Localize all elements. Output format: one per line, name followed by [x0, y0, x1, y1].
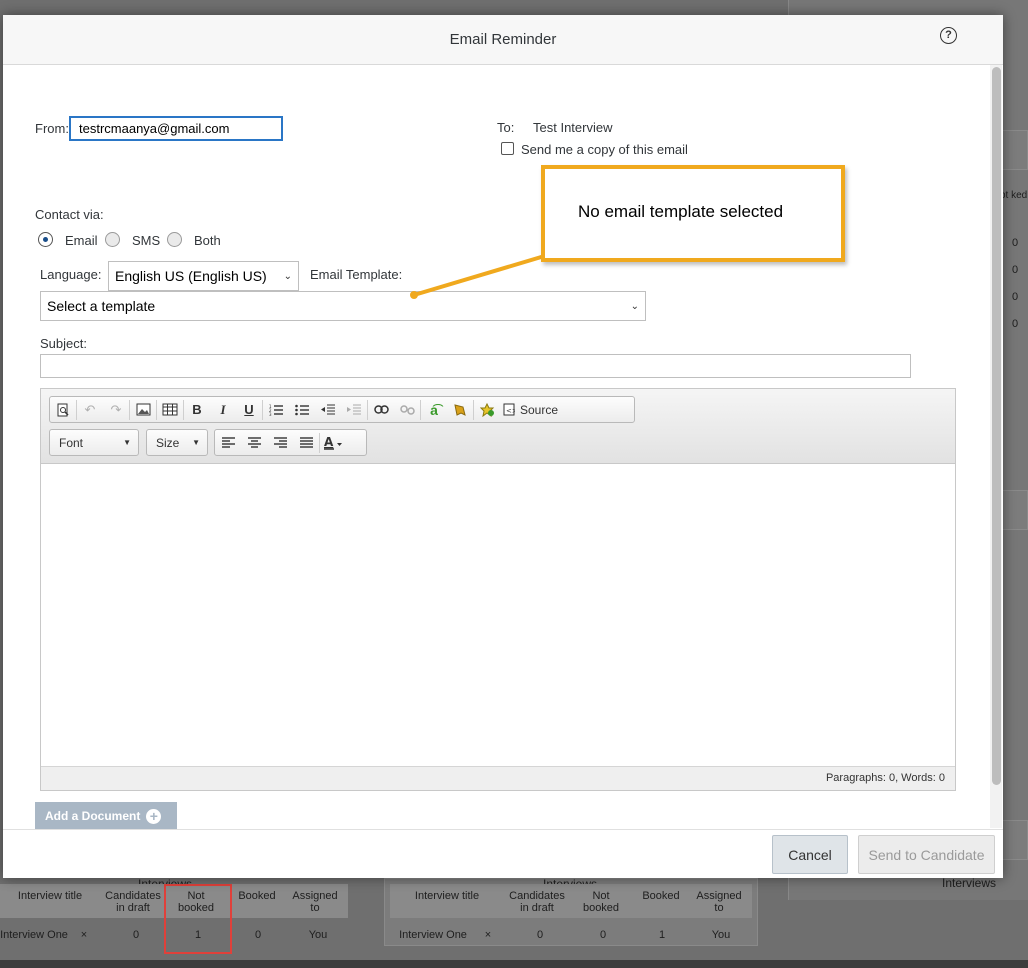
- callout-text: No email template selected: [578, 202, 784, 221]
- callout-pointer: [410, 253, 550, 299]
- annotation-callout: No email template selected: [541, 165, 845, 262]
..............................
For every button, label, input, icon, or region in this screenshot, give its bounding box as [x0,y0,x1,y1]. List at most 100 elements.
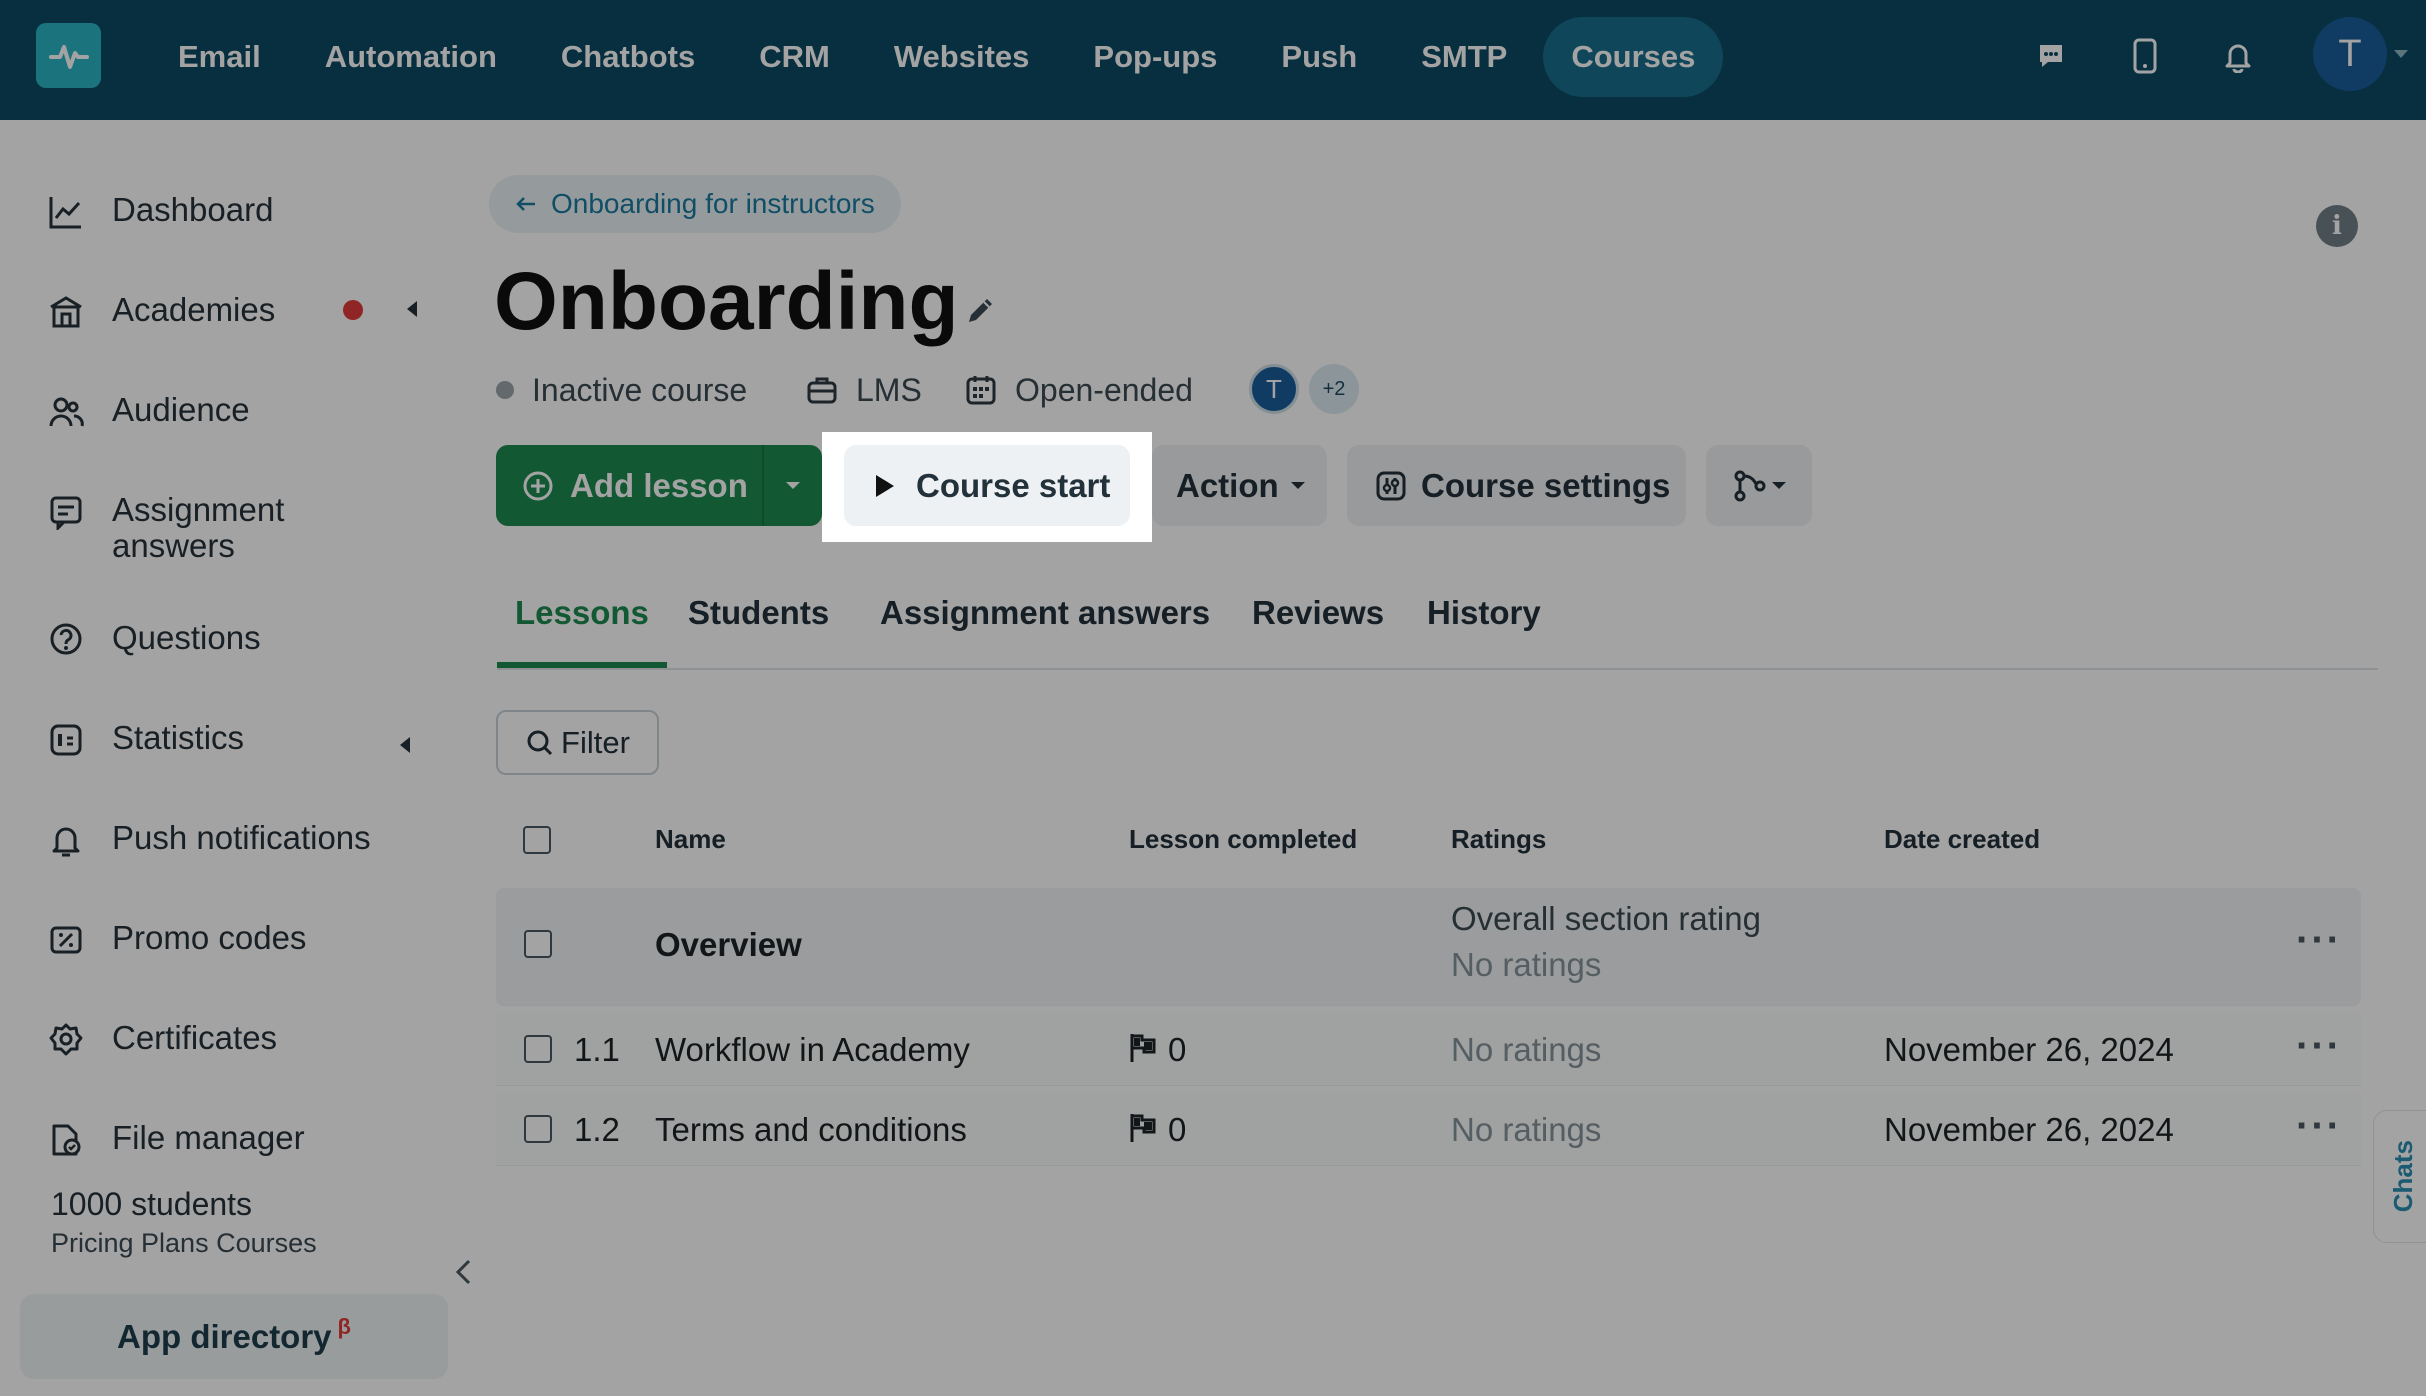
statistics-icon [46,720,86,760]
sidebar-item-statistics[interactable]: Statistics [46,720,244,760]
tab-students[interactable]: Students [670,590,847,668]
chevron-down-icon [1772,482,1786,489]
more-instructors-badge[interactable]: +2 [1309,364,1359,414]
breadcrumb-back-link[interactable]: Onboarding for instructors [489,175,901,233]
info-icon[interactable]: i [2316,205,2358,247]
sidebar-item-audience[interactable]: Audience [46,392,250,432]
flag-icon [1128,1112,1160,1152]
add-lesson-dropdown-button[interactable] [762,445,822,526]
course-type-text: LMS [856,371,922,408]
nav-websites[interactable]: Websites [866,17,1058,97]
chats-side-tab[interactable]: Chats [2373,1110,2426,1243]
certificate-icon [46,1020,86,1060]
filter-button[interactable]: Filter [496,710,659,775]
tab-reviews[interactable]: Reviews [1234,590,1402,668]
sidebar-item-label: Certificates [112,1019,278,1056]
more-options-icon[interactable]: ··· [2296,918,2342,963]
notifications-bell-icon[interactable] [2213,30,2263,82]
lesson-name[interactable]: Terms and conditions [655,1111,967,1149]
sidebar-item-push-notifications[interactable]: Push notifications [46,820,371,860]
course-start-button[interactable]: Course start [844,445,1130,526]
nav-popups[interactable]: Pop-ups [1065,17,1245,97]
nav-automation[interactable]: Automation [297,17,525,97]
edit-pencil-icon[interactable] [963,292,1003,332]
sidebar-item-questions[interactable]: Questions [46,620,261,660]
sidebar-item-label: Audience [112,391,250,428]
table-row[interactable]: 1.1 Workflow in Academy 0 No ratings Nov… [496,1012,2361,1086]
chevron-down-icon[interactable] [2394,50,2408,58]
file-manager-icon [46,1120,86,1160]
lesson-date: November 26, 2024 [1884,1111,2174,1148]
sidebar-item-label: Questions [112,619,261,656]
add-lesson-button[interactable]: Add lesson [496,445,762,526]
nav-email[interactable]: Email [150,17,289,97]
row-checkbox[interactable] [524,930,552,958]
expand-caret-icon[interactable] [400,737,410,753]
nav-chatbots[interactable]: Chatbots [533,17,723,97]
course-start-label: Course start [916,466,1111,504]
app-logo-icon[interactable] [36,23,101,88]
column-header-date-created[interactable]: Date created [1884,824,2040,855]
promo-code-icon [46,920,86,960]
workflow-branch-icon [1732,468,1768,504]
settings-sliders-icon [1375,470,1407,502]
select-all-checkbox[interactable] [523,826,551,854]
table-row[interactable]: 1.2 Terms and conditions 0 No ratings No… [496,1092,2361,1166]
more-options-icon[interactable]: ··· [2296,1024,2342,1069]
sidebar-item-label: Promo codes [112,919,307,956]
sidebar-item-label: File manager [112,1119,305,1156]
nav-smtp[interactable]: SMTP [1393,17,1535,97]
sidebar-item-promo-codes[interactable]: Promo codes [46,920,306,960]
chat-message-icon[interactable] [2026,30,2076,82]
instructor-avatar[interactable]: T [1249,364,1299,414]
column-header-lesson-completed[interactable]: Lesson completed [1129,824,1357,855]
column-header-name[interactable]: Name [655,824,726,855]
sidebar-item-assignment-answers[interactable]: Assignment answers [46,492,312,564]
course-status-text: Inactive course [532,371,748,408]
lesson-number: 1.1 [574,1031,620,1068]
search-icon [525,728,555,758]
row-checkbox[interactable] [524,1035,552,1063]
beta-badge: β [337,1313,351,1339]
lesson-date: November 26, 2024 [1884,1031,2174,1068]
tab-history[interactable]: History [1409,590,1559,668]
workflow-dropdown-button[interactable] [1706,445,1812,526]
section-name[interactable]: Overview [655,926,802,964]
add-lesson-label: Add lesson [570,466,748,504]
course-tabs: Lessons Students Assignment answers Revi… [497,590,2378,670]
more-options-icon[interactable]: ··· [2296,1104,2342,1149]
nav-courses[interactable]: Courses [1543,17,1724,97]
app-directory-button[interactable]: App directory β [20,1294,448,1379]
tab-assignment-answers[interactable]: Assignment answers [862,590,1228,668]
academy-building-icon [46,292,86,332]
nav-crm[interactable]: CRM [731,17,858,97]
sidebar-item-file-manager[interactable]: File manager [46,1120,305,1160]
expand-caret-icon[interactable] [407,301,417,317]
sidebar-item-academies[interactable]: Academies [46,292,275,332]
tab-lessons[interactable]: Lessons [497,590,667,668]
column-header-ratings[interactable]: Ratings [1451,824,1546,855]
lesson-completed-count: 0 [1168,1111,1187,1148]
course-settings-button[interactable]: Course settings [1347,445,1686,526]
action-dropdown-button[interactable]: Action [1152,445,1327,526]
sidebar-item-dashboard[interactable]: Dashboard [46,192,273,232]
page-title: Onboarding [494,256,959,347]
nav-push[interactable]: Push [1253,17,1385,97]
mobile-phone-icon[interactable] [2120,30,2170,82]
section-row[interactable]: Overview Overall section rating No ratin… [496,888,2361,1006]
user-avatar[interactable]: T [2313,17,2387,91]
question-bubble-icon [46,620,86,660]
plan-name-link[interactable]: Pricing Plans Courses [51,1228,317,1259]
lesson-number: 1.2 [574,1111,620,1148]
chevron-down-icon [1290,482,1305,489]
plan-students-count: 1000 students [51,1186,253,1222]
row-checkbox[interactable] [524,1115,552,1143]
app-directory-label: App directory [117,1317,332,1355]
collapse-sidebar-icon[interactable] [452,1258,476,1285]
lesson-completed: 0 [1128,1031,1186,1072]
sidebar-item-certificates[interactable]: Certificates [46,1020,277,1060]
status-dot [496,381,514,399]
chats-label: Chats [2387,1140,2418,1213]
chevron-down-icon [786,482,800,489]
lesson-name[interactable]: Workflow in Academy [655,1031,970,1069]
..............................
Set task
Please retype everything in the material from the line containing "For every button, label, input, icon, or" down to the line containing "column-header-date-created[interactable]: Date created", including both of those lines, and leave the pictures out.

Output for this task
For every button, label, input, icon, or region in this screenshot, give its bounding box as [x0,y0,x1,y1]. List at most 100 elements.
statistics-icon [46,720,86,760]
sidebar-item-statistics[interactable]: Statistics [46,720,244,760]
tab-students[interactable]: Students [670,590,847,668]
chevron-down-icon [1772,482,1786,489]
more-instructors-badge[interactable]: +2 [1309,364,1359,414]
breadcrumb-back-link[interactable]: Onboarding for instructors [489,175,901,233]
info-icon[interactable]: i [2316,205,2358,247]
sidebar-item-audience[interactable]: Audience [46,392,250,432]
flag-icon [1128,1112,1160,1152]
add-lesson-dropdown-button[interactable] [762,445,822,526]
course-type-text: LMS [856,371,922,408]
nav-websites[interactable]: Websites [866,17,1058,97]
chats-side-tab[interactable]: Chats [2373,1110,2426,1243]
certificate-icon [46,1020,86,1060]
filter-button[interactable]: Filter [496,710,659,775]
tab-reviews[interactable]: Reviews [1234,590,1402,668]
sidebar-item-label: Certificates [112,1019,278,1056]
more-options-icon[interactable]: ··· [2296,918,2342,963]
notifications-bell-icon[interactable] [2213,30,2263,82]
lesson-name[interactable]: Terms and conditions [655,1111,967,1149]
sidebar-item-push-notifications[interactable]: Push notifications [46,820,371,860]
course-start-button[interactable]: Course start [844,445,1130,526]
nav-popups[interactable]: Pop-ups [1065,17,1245,97]
nav-automation[interactable]: Automation [297,17,525,97]
edit-pencil-icon[interactable] [963,292,1003,332]
sidebar-item-questions[interactable]: Questions [46,620,261,660]
sidebar-item-label: Audience [112,391,250,428]
table-row[interactable]: 1.1 Workflow in Academy 0 No ratings Nov… [496,1012,2361,1086]
chevron-down-icon[interactable] [2394,50,2408,58]
file-manager-icon [46,1120,86,1160]
lesson-date: November 26, 2024 [1884,1111,2174,1148]
sidebar-item-label: Questions [112,619,261,656]
add-lesson-button[interactable]: Add lesson [496,445,762,526]
nav-email[interactable]: Email [150,17,289,97]
row-checkbox[interactable] [524,930,552,958]
expand-caret-icon[interactable] [400,737,410,753]
nav-chatbots[interactable]: Chatbots [533,17,723,97]
course-start-label: Course start [916,466,1111,504]
app-logo-icon[interactable] [36,23,101,88]
column-header-date-created[interactable]: Date created [1884,824,2040,855]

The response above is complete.